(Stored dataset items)
%%

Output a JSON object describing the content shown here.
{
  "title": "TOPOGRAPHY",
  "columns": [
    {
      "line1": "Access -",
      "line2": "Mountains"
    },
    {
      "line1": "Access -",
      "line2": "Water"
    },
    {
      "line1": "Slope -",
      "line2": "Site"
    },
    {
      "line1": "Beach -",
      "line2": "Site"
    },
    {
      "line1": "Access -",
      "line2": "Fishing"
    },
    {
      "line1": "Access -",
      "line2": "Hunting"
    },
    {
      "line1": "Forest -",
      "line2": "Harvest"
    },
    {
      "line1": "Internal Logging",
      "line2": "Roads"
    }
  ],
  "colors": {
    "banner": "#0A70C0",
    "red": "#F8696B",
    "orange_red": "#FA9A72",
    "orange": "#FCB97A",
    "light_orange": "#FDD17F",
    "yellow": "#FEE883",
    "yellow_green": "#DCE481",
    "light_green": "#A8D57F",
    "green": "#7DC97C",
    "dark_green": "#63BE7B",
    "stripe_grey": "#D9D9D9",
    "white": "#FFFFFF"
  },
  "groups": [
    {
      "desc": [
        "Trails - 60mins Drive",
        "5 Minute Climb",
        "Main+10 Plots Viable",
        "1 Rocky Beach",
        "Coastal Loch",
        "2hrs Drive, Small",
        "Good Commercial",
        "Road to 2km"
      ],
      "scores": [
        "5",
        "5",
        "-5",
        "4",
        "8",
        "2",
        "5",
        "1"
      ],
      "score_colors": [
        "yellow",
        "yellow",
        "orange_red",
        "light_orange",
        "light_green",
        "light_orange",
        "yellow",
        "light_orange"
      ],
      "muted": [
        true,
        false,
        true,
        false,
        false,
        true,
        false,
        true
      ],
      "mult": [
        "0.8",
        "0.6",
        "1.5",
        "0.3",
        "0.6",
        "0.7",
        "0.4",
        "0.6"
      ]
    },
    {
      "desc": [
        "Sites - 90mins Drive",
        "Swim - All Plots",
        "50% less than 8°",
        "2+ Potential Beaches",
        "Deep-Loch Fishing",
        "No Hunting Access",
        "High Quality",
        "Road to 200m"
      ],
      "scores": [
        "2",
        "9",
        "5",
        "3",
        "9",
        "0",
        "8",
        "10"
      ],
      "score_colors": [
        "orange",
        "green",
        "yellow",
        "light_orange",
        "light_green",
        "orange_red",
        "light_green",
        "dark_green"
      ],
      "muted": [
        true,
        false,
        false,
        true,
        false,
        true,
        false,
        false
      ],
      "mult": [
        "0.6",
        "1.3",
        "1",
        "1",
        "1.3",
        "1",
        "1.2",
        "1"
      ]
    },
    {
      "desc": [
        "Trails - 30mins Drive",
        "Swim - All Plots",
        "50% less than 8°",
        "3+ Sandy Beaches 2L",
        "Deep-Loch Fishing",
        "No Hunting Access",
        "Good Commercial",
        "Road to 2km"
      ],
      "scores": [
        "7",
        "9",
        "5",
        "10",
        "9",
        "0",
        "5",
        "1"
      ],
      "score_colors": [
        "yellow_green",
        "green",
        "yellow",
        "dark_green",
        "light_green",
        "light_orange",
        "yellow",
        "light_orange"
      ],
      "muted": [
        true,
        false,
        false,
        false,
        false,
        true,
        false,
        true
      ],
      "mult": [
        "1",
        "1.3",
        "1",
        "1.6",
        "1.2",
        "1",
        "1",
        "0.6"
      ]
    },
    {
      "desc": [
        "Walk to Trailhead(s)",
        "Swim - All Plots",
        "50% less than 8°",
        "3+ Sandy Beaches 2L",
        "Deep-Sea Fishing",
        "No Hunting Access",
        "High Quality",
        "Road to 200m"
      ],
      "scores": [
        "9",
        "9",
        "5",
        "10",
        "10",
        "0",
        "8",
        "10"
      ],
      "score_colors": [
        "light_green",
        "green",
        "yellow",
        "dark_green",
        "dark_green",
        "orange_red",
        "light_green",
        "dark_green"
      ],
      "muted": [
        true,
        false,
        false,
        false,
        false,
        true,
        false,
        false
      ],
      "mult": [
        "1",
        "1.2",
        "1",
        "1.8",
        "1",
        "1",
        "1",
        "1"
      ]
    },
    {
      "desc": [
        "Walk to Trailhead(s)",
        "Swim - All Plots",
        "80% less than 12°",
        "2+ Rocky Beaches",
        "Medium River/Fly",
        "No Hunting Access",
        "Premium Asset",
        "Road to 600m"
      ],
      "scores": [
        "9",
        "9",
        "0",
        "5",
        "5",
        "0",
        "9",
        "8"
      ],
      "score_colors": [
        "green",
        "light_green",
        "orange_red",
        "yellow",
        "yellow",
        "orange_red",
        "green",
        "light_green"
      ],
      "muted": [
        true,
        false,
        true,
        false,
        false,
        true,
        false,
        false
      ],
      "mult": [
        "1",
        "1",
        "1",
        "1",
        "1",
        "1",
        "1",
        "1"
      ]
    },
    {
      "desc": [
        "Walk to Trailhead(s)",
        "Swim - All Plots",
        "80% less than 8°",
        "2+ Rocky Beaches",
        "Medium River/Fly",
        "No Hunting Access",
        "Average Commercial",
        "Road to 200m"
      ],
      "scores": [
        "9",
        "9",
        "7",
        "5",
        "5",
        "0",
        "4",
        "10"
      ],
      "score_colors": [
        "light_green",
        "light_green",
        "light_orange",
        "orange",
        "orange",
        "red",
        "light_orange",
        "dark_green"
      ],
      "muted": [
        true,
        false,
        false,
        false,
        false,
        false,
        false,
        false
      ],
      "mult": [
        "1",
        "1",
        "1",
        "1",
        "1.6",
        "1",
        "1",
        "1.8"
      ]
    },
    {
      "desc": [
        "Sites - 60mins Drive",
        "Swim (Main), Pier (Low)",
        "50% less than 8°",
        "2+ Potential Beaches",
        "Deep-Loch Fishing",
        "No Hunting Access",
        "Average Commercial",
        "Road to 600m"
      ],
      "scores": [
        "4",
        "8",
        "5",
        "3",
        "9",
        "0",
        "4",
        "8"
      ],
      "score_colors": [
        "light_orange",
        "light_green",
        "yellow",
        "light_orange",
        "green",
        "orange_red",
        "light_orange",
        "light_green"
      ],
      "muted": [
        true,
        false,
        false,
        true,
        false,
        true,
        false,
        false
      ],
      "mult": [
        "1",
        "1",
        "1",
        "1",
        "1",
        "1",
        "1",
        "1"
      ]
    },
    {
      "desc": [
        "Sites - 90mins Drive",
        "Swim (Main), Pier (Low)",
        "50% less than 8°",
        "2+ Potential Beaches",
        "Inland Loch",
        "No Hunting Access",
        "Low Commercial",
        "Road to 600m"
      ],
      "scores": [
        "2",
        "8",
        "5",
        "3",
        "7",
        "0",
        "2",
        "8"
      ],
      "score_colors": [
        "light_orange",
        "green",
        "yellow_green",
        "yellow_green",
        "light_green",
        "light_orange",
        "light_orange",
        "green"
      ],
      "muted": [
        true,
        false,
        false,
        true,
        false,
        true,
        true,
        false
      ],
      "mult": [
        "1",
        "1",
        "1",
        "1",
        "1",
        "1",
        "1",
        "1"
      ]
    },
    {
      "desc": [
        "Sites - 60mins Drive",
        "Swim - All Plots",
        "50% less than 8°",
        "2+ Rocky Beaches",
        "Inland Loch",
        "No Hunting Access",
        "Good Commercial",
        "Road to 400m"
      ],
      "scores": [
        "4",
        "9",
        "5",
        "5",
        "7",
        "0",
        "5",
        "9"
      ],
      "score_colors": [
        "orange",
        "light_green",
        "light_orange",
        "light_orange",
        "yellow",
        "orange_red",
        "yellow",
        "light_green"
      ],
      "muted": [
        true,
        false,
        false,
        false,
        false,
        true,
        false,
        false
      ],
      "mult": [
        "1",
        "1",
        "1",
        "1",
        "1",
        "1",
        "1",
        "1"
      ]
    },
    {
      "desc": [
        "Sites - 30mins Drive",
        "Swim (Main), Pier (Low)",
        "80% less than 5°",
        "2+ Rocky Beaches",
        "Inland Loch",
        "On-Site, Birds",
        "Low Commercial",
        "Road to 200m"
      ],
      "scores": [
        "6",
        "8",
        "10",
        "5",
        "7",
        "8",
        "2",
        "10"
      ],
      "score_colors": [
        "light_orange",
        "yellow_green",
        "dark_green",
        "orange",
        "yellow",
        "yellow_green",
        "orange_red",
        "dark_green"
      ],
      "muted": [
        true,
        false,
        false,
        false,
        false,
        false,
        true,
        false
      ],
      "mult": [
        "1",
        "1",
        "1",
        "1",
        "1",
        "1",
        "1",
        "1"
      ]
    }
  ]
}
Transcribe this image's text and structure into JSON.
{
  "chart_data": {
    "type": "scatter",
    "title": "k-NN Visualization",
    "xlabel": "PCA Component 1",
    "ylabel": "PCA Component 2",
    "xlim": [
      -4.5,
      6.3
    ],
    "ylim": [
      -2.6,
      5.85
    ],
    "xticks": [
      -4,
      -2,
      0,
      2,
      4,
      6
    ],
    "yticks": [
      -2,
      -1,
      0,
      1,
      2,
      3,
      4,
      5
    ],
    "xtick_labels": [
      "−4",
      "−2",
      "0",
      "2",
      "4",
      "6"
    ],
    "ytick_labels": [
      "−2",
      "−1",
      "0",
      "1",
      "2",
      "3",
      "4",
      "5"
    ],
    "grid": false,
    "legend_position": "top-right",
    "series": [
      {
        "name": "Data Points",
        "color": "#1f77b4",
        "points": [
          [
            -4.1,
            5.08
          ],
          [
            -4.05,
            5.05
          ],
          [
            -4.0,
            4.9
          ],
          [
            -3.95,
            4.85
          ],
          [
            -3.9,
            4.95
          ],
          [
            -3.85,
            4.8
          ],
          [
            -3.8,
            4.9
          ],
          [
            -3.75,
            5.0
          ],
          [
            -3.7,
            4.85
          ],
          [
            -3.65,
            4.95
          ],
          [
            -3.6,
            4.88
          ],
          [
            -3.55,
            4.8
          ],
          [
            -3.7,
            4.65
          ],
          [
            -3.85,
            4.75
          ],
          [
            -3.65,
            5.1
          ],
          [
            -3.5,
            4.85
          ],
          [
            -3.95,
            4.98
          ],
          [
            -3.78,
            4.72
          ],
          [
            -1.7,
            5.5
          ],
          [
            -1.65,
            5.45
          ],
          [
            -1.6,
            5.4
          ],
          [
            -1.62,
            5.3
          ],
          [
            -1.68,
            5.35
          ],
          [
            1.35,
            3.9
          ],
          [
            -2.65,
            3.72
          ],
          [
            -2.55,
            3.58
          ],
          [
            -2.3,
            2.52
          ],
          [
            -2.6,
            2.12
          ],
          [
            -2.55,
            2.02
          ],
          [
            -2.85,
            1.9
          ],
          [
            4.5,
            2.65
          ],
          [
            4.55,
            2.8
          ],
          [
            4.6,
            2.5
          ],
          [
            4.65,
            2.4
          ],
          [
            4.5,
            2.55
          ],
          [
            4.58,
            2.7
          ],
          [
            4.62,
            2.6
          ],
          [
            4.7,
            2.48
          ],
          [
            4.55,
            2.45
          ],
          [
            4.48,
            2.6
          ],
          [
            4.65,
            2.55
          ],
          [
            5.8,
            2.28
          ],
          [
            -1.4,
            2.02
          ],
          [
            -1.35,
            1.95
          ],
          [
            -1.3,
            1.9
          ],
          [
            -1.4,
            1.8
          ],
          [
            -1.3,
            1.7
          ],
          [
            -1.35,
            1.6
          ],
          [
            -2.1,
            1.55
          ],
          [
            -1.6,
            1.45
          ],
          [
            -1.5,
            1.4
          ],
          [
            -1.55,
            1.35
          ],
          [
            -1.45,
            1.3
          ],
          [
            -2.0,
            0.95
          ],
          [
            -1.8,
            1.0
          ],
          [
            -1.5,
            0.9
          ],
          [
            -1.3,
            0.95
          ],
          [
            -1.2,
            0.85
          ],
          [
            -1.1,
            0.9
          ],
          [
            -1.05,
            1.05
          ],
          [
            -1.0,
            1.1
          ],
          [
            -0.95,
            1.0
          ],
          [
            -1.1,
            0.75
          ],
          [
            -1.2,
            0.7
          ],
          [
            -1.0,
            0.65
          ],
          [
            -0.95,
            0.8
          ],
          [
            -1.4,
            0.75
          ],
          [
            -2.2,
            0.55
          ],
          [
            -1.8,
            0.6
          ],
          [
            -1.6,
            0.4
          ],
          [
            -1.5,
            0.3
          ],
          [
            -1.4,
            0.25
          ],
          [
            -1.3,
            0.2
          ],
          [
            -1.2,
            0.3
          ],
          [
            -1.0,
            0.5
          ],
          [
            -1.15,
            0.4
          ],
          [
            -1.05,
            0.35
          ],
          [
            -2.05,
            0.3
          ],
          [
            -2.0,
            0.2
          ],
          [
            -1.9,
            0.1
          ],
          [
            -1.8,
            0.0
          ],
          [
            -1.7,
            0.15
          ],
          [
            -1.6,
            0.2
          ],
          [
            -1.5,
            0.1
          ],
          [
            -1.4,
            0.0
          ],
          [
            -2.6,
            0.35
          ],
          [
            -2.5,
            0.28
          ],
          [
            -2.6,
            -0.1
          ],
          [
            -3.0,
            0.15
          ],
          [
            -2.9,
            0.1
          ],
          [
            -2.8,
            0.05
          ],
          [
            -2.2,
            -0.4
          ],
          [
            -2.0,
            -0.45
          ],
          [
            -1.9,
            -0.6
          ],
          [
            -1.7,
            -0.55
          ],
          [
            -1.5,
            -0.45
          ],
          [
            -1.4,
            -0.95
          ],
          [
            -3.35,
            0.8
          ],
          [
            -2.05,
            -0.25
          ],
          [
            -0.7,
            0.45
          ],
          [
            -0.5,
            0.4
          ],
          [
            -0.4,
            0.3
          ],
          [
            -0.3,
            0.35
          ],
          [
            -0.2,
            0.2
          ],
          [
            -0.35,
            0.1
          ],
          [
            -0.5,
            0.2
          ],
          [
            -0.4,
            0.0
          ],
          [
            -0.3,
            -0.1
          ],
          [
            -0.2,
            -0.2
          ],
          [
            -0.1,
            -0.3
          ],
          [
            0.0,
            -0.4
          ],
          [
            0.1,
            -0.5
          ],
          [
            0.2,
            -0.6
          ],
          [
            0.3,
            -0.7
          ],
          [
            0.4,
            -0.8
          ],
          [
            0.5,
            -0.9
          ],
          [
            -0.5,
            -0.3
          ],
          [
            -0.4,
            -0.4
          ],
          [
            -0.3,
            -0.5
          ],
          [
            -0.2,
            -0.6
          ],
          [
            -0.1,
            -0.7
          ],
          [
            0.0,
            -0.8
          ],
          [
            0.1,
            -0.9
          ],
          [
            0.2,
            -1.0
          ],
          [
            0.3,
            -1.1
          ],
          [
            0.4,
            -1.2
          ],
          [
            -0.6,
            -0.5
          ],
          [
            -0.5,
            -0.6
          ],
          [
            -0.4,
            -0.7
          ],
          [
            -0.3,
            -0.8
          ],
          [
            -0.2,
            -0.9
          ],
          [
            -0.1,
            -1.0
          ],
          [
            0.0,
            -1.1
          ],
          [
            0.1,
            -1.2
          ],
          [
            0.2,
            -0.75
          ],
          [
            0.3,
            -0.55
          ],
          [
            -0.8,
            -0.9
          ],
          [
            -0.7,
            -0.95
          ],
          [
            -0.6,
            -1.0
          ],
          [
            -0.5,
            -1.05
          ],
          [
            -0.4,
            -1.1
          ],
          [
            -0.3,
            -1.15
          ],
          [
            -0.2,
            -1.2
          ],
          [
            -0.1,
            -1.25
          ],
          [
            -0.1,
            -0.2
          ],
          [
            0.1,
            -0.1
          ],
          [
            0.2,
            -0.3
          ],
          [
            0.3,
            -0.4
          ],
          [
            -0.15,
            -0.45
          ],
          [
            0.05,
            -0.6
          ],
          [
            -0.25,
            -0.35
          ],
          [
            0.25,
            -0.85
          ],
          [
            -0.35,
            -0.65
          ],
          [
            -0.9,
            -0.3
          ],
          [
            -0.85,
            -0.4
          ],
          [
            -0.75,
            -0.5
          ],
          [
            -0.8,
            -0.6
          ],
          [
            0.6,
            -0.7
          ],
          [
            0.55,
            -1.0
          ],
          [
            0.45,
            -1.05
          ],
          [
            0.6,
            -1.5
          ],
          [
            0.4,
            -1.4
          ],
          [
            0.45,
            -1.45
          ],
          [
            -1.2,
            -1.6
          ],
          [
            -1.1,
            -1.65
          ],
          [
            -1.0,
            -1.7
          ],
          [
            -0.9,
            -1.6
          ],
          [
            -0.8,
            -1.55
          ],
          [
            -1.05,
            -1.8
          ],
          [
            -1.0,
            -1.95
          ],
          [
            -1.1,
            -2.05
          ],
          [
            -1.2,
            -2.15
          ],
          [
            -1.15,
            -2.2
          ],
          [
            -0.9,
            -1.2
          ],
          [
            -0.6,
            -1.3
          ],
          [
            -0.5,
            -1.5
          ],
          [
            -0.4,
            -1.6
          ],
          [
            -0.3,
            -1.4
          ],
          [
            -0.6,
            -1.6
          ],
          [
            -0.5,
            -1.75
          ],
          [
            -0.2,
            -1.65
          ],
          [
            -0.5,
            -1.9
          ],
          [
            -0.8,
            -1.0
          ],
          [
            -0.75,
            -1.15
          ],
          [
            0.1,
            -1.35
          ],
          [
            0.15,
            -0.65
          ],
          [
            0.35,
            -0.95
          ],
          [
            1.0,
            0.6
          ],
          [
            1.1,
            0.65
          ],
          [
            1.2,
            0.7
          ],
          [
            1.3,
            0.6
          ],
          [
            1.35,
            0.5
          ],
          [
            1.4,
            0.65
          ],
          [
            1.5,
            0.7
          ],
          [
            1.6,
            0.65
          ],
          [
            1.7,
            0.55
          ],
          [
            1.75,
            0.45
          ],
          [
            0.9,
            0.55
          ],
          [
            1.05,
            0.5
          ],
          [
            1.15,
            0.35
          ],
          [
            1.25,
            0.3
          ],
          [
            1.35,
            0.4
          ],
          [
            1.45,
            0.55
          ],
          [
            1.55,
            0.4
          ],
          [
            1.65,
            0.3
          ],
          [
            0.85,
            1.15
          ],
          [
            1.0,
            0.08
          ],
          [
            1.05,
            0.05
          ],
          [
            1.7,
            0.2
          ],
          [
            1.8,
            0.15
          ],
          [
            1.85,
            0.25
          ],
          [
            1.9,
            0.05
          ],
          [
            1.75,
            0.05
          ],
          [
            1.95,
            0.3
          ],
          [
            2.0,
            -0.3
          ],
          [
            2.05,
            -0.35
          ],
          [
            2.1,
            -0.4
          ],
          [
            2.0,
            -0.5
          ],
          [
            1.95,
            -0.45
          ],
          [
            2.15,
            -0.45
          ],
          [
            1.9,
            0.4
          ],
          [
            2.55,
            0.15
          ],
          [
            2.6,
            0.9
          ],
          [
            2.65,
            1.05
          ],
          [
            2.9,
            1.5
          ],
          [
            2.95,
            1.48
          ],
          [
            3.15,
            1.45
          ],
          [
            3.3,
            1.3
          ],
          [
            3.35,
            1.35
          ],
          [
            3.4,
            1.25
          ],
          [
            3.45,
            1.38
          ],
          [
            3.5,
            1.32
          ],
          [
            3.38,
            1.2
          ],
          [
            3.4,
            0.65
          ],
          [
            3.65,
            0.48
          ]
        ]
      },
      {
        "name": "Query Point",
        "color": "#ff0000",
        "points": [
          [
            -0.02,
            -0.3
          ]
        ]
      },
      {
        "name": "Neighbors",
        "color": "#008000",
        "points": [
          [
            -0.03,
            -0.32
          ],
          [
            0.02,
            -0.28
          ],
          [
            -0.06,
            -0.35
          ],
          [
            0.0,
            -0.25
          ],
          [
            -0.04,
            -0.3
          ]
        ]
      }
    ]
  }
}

%%

## EXERCISE DETAILS
Check all the records above and select each line where the string "name" is found.

## RESPONSE
        "name": "Data Points",
        "name": "Query Point",
        "name": "Neighbors",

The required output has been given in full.